• **WHAT IS ASKED**
Print all entries word for word.
>> start EXTRACTED DATA
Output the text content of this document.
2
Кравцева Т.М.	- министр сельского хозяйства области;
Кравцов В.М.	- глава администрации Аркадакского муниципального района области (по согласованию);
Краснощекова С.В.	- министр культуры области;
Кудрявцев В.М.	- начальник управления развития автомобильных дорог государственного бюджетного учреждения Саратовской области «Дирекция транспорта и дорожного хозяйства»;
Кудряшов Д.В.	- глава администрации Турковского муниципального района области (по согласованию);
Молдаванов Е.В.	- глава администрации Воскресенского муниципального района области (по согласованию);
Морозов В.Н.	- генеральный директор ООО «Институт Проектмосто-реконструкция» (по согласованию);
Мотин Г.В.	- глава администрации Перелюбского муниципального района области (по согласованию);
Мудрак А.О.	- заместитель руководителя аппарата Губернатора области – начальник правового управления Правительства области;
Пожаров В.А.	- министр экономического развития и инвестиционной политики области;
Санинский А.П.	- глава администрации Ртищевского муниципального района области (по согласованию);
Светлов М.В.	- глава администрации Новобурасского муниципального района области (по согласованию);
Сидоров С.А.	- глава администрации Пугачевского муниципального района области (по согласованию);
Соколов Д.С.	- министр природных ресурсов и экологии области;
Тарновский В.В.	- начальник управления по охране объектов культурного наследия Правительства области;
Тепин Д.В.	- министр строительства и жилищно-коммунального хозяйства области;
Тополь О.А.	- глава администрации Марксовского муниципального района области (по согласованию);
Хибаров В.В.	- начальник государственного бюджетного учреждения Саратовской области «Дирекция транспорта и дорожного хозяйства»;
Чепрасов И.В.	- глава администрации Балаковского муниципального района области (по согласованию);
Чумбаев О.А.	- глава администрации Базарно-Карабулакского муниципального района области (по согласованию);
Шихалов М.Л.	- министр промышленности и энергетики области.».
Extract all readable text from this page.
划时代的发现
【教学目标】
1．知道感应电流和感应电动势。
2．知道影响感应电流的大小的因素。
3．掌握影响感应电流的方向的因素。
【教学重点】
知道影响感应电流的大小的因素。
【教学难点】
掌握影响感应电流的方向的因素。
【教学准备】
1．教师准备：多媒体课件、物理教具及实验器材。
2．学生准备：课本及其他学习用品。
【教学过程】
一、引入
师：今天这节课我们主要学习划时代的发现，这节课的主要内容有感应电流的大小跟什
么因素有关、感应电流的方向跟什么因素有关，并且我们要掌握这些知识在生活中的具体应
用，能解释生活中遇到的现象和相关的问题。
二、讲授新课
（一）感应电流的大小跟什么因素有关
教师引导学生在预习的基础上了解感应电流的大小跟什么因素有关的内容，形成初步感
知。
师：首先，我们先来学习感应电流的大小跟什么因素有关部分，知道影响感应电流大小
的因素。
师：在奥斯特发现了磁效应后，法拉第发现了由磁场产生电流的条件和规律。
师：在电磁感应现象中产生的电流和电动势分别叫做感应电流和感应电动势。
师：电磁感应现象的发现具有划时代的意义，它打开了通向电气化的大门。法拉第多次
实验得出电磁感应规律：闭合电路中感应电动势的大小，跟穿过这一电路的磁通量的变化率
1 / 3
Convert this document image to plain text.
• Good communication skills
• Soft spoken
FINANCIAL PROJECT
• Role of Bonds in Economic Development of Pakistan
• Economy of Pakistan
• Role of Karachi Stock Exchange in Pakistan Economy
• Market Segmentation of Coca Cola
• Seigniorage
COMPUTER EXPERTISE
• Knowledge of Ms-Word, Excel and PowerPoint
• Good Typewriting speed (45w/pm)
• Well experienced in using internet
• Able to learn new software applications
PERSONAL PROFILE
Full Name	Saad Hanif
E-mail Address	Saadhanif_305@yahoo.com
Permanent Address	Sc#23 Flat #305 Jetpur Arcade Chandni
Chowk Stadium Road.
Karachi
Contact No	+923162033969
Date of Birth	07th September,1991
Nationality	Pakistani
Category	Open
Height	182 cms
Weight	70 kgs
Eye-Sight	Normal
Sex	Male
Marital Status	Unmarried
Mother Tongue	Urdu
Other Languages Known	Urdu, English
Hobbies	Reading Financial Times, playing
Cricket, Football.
>> end EXTRACTED DATA
• **RESULT**
Output the text content of this document.
2
Кравцева Т.М.	- министр сельского хозяйства области;
Кравцов В.М.	- глава администрации Аркадакского муниципального района области (по согласованию);
Краснощекова С.В.	- министр культуры области;
Кудрявцев В.М.	- начальник управления развития автомобильных дорог государственного бюджетного учреждения Саратовской области «Дирекция транспорта и дорожного хозяйства»;
Кудряшов Д.В.	- глава администрации Турковского муниципального района области (по согласованию);
Молдаванов Е.В.	- глава администрации Воскресенского муниципального района области (по согласованию);
Морозов В.Н.	- генеральный директор ООО «Институт Проектмосто-реконструкция» (по согласованию);
Мотин Г.В.	- глава администрации Перелюбского муниципального района области (по согласованию);
Мудрак А.О.	- заместитель руководителя аппарата Губернатора области – начальник правового управления Правительства области;
Пожаров В.А.	- министр экономического развития и инвестиционной политики области;
Санинский А.П.	- глава администрации Ртищевского муниципального района области (по согласованию);
Светлов М.В.	- глава администрации Новобурасского муниципального района области (по согласованию);
Сидоров С.А.	- глава администрации Пугачевского муниципального района области (по согласованию);
Соколов Д.С.	- министр природных ресурсов и экологии области;
Тарновский В.В.	- начальник управления по охране объектов культурного наследия Правительства области;
Тепин Д.В.	- министр строительства и жилищно-коммунального хозяйства области;
Тополь О.А.	- глава администрации Марксовского муниципального района области (по согласованию);
Хибаров В.В.	- начальник государственного бюджетного учреждения Саратовской области «Дирекция транспорта и дорожного хозяйства»;
Чепрасов И.В.	- глава администрации Балаковского муниципального района области (по согласованию);
Чумбаев О.А.	- глава администрации Базарно-Карабулакского муниципального района области (по согласованию);
Шихалов М.Л.	- министр промышленности и энергетики области.».
Extract all readable text from this page.
划时代的发现
【教学目标】
1．知道感应电流和感应电动势。
2．知道影响感应电流的大小的因素。
3．掌握影响感应电流的方向的因素。
【教学重点】
知道影响感应电流的大小的因素。
【教学难点】
掌握影响感应电流的方向的因素。
【教学准备】
1．教师准备：多媒体课件、物理教具及实验器材。
2．学生准备：课本及其他学习用品。
【教学过程】
一、引入
师：今天这节课我们主要学习划时代的发现，这节课的主要内容有感应电流的大小跟什
么因素有关、感应电流的方向跟什么因素有关，并且我们要掌握这些知识在生活中的具体应
用，能解释生活中遇到的现象和相关的问题。
二、讲授新课
（一）感应电流的大小跟什么因素有关
教师引导学生在预习的基础上了解感应电流的大小跟什么因素有关的内容，形成初步感
知。
师：首先，我们先来学习感应电流的大小跟什么因素有关部分，知道影响感应电流大小
的因素。
师：在奥斯特发现了磁效应后，法拉第发现了由磁场产生电流的条件和规律。
师：在电磁感应现象中产生的电流和电动势分别叫做感应电流和感应电动势。
师：电磁感应现象的发现具有划时代的意义，它打开了通向电气化的大门。法拉第多次
实验得出电磁感应规律：闭合电路中感应电动势的大小，跟穿过这一电路的磁通量的变化率
1 / 3
Convert this document image to plain text.
• Good communication skills
• Soft spoken
FINANCIAL PROJECT
• Role of Bonds in Economic Development of Pakistan
• Economy of Pakistan
• Role of Karachi Stock Exchange in Pakistan Economy
• Market Segmentation of Coca Cola
• Seigniorage
COMPUTER EXPERTISE
• Knowledge of Ms-Word, Excel and PowerPoint
• Good Typewriting speed (45w/pm)
• Well experienced in using internet
• Able to learn new software applications
PERSONAL PROFILE
Full Name	Saad Hanif
E-mail Address	Saadhanif_305@yahoo.com
Permanent Address	Sc#23 Flat #305 Jetpur Arcade Chandni
Chowk Stadium Road.
Karachi
Contact No	+923162033969
Date of Birth	07th September,1991
Nationality	Pakistani
Category	Open
Height	182 cms
Weight	70 kgs
Eye-Sight	Normal
Sex	Male
Marital Status	Unmarried
Mother Tongue	Urdu
Other Languages Known	Urdu, English
Hobbies	Reading Financial Times, playing
Cricket, Football.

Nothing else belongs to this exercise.